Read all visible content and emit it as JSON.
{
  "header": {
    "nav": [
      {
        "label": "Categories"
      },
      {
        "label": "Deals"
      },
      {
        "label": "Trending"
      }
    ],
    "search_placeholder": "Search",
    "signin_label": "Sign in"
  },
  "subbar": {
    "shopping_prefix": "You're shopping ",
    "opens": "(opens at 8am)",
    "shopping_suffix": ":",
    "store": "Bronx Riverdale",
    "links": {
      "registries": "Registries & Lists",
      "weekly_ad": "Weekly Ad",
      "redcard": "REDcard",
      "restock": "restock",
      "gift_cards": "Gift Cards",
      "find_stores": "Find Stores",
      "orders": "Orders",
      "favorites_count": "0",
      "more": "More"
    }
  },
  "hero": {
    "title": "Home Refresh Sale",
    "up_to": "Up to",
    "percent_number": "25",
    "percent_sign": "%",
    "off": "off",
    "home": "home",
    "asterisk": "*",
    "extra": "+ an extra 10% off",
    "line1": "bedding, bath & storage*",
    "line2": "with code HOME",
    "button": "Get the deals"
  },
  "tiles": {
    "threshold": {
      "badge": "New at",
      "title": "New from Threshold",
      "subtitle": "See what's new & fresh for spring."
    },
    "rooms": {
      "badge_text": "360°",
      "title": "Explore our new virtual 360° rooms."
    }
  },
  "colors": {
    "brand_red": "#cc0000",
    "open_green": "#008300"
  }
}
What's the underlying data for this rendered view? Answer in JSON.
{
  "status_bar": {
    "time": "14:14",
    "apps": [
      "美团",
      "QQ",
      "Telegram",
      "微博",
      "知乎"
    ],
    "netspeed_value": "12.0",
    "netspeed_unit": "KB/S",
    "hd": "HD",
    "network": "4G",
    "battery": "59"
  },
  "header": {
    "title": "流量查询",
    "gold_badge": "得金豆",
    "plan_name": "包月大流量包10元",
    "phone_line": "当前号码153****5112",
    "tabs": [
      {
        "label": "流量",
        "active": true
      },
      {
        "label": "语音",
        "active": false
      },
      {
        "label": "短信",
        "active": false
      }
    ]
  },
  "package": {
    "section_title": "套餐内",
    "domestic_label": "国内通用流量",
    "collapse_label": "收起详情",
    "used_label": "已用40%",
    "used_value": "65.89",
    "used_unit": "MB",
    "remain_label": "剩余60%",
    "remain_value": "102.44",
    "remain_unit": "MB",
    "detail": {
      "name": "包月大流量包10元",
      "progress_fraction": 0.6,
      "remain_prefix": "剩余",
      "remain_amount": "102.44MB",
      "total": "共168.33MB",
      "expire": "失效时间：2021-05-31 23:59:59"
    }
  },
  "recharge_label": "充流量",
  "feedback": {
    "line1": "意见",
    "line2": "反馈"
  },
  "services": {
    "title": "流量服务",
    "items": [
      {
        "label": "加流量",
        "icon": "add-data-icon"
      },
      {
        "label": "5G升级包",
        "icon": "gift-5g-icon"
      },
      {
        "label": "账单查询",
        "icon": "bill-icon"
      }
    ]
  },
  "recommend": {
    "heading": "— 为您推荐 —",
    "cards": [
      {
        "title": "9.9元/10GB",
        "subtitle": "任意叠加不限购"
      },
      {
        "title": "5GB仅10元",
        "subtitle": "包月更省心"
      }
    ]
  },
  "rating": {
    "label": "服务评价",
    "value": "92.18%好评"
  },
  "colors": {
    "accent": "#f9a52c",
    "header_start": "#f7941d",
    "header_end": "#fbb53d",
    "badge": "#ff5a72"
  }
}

-------------------------

**WORK TO BE COMPLETED:**
All of the data above should be transcribed exactly.

**REPLY:**
Read all visible content and emit it as JSON.
{
  "header": {
    "nav": [
      {
        "label": "Categories"
      },
      {
        "label": "Deals"
      },
      {
        "label": "Trending"
      }
    ],
    "search_placeholder": "Search",
    "signin_label": "Sign in"
  },
  "subbar": {
    "shopping_prefix": "You're shopping ",
    "opens": "(opens at 8am)",
    "shopping_suffix": ":",
    "store": "Bronx Riverdale",
    "links": {
      "registries": "Registries & Lists",
      "weekly_ad": "Weekly Ad",
      "redcard": "REDcard",
      "restock": "restock",
      "gift_cards": "Gift Cards",
      "find_stores": "Find Stores",
      "orders": "Orders",
      "favorites_count": "0",
      "more": "More"
    }
  },
  "hero": {
    "title": "Home Refresh Sale",
    "up_to": "Up to",
    "percent_number": "25",
    "percent_sign": "%",
    "off": "off",
    "home": "home",
    "asterisk": "*",
    "extra": "+ an extra 10% off",
    "line1": "bedding, bath & storage*",
    "line2": "with code HOME",
    "button": "Get the deals"
  },
  "tiles": {
    "threshold": {
      "badge": "New at",
      "title": "New from Threshold",
      "subtitle": "See what's new & fresh for spring."
    },
    "rooms": {
      "badge_text": "360°",
      "title": "Explore our new virtual 360° rooms."
    }
  },
  "colors": {
    "brand_red": "#cc0000",
    "open_green": "#008300"
  }
}
What's the underlying data for this rendered view? Answer in JSON.
{
  "status_bar": {
    "time": "14:14",
    "apps": [
      "美团",
      "QQ",
      "Telegram",
      "微博",
      "知乎"
    ],
    "netspeed_value": "12.0",
    "netspeed_unit": "KB/S",
    "hd": "HD",
    "network": "4G",
    "battery": "59"
  },
  "header": {
    "title": "流量查询",
    "gold_badge": "得金豆",
    "plan_name": "包月大流量包10元",
    "phone_line": "当前号码153****5112",
    "tabs": [
      {
        "label": "流量",
        "active": true
      },
      {
        "label": "语音",
        "active": false
      },
      {
        "label": "短信",
        "active": false
      }
    ]
  },
  "package": {
    "section_title": "套餐内",
    "domestic_label": "国内通用流量",
    "collapse_label": "收起详情",
    "used_label": "已用40%",
    "used_value": "65.89",
    "used_unit": "MB",
    "remain_label": "剩余60%",
    "remain_value": "102.44",
    "remain_unit": "MB",
    "detail": {
      "name": "包月大流量包10元",
      "progress_fraction": 0.6,
      "remain_prefix": "剩余",
      "remain_amount": "102.44MB",
      "total": "共168.33MB",
      "expire": "失效时间：2021-05-31 23:59:59"
    }
  },
  "recharge_label": "充流量",
  "feedback": {
    "line1": "意见",
    "line2": "反馈"
  },
  "services": {
    "title": "流量服务",
    "items": [
      {
        "label": "加流量",
        "icon": "add-data-icon"
      },
      {
        "label": "5G升级包",
        "icon": "gift-5g-icon"
      },
      {
        "label": "账单查询",
        "icon": "bill-icon"
      }
    ]
  },
  "recommend": {
    "heading": "— 为您推荐 —",
    "cards": [
      {
        "title": "9.9元/10GB",
        "subtitle": "任意叠加不限购"
      },
      {
        "title": "5GB仅10元",
        "subtitle": "包月更省心"
      }
    ]
  },
  "rating": {
    "label": "服务评价",
    "value": "92.18%好评"
  },
  "colors": {
    "accent": "#f9a52c",
    "header_start": "#f7941d",
    "header_end": "#fbb53d",
    "badge": "#ff5a72"
  }
}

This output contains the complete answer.